Collected data entries
····················

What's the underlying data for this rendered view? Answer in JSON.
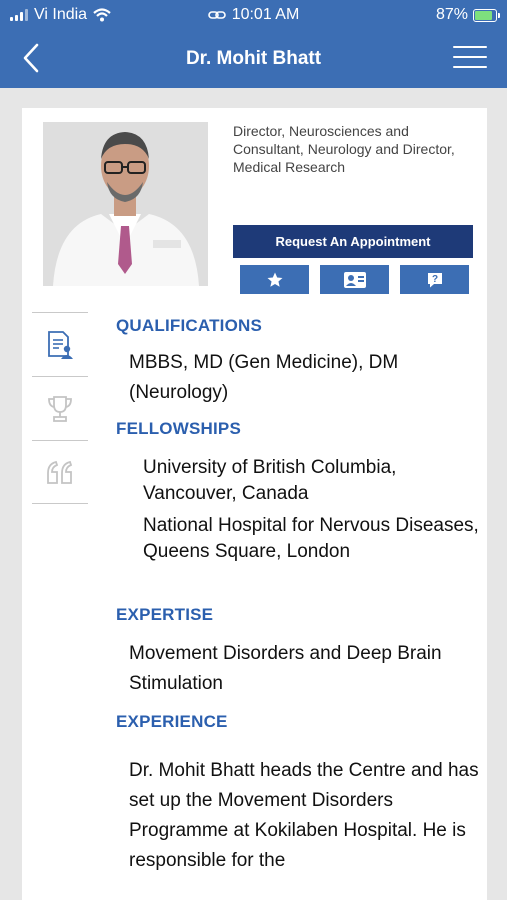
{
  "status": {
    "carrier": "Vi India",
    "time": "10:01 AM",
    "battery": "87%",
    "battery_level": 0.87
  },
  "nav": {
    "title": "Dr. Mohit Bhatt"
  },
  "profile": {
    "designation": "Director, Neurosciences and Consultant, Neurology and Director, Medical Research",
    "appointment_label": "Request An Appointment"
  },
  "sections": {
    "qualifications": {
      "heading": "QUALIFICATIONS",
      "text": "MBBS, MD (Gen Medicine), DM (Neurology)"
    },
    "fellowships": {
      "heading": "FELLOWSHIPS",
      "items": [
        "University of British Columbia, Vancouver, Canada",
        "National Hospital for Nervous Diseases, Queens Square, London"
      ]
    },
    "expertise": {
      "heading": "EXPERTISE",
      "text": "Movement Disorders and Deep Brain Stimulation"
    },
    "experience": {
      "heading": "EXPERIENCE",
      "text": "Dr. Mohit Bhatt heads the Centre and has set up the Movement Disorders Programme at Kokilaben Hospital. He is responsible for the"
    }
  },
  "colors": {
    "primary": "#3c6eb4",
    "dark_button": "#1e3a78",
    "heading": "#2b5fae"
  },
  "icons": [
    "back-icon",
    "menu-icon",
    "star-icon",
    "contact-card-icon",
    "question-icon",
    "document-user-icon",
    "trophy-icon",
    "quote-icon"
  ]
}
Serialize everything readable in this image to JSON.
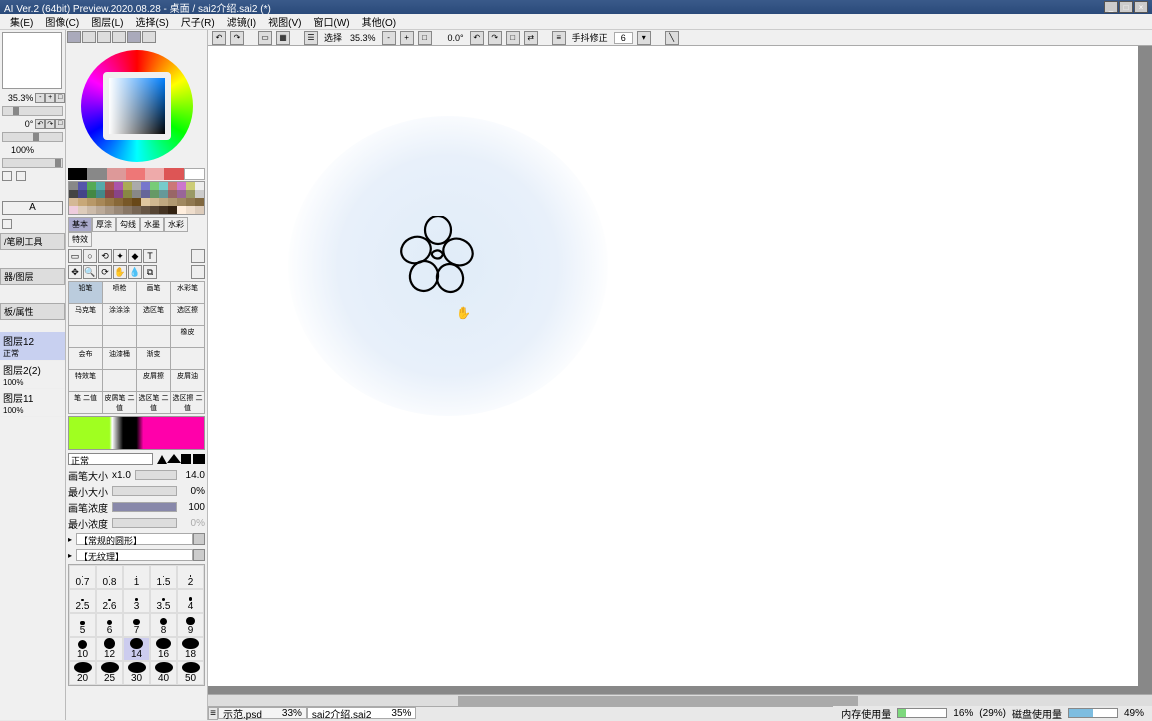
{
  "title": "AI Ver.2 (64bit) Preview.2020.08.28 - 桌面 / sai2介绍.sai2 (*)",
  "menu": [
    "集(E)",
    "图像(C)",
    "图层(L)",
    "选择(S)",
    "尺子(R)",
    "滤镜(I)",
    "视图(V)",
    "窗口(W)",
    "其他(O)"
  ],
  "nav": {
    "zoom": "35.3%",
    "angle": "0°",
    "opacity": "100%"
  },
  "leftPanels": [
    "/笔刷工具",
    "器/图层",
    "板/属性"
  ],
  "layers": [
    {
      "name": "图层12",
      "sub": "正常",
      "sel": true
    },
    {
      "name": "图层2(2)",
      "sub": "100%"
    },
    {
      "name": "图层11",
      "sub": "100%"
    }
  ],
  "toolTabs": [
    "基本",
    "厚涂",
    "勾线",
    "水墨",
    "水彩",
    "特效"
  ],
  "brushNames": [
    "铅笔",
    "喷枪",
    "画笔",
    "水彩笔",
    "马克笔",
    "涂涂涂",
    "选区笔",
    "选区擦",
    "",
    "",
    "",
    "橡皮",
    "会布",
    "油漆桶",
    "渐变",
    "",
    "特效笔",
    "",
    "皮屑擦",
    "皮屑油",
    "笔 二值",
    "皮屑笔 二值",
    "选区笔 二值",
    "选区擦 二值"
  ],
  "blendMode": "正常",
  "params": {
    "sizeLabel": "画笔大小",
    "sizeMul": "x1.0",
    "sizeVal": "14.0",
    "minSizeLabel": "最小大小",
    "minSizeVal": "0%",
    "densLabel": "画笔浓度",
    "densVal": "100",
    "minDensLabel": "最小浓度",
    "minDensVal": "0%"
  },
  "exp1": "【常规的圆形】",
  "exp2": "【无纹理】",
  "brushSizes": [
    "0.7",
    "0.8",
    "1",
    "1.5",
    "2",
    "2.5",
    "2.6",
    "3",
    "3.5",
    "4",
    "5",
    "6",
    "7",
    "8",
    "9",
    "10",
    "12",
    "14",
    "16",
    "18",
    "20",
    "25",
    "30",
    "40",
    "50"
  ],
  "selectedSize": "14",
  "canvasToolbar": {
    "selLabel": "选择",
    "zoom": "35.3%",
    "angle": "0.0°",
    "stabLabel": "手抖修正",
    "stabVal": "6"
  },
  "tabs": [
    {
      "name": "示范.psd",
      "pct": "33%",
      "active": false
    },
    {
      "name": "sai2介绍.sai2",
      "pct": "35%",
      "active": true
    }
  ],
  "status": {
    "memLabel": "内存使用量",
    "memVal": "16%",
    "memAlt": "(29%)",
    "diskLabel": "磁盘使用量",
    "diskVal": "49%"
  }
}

····················

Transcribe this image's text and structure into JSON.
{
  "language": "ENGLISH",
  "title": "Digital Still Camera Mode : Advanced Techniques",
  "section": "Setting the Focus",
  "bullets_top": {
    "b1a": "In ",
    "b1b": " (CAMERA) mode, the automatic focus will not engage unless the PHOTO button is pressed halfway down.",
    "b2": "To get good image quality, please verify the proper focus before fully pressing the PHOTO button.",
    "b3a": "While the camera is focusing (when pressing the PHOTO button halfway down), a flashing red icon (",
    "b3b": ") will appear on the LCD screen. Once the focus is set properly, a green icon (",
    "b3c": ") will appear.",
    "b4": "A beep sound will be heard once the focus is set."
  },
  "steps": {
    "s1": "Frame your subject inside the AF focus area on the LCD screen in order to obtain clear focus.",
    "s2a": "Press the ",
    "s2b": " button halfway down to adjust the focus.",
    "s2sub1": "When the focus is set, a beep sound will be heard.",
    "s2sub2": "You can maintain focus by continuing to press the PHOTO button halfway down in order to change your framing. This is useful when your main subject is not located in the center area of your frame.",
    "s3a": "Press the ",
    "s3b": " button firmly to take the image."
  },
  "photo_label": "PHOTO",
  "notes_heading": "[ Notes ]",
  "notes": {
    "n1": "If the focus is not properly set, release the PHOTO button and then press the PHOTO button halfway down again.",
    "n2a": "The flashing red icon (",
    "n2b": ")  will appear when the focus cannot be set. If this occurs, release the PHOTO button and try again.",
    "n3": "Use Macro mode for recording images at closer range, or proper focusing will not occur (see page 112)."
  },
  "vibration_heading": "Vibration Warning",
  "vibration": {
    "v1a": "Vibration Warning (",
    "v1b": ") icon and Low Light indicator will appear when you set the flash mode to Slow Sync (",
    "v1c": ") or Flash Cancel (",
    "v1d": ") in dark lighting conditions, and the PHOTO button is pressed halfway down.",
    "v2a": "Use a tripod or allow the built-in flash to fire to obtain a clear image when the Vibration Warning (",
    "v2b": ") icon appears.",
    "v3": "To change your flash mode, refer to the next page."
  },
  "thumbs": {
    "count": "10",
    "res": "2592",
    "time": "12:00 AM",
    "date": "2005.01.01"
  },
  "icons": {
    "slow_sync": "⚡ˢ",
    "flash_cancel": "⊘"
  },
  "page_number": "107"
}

····················

Only lines with the string "PHOTO" belong in your answer; copy each one.

    "b1b": " (CAMERA) mode, the automatic focus will not engage unless the PHOTO button is pressed halfway down.",
    "b2": "To get good image quality, please verify the proper focus before fully pressing the PHOTO button.",
    "b3a": "While the camera is focusing (when pressing the PHOTO button halfway down), a flashing red icon (",
    "s2sub2": "You can maintain focus by continuing to press the PHOTO button halfway down in order to change your framing. This is useful when your main subject is not located in the center area of your frame.",
  "photo_label": "PHOTO",
    "n1": "If the focus is not properly set, release the PHOTO button and then press the PHOTO button halfway down again.",
    "n2b": ")  will appear when the focus cannot be set. If this occurs, release the PHOTO button and try again.",
    "v1d": ") in dark lighting conditions, and the PHOTO button is pressed halfway down.",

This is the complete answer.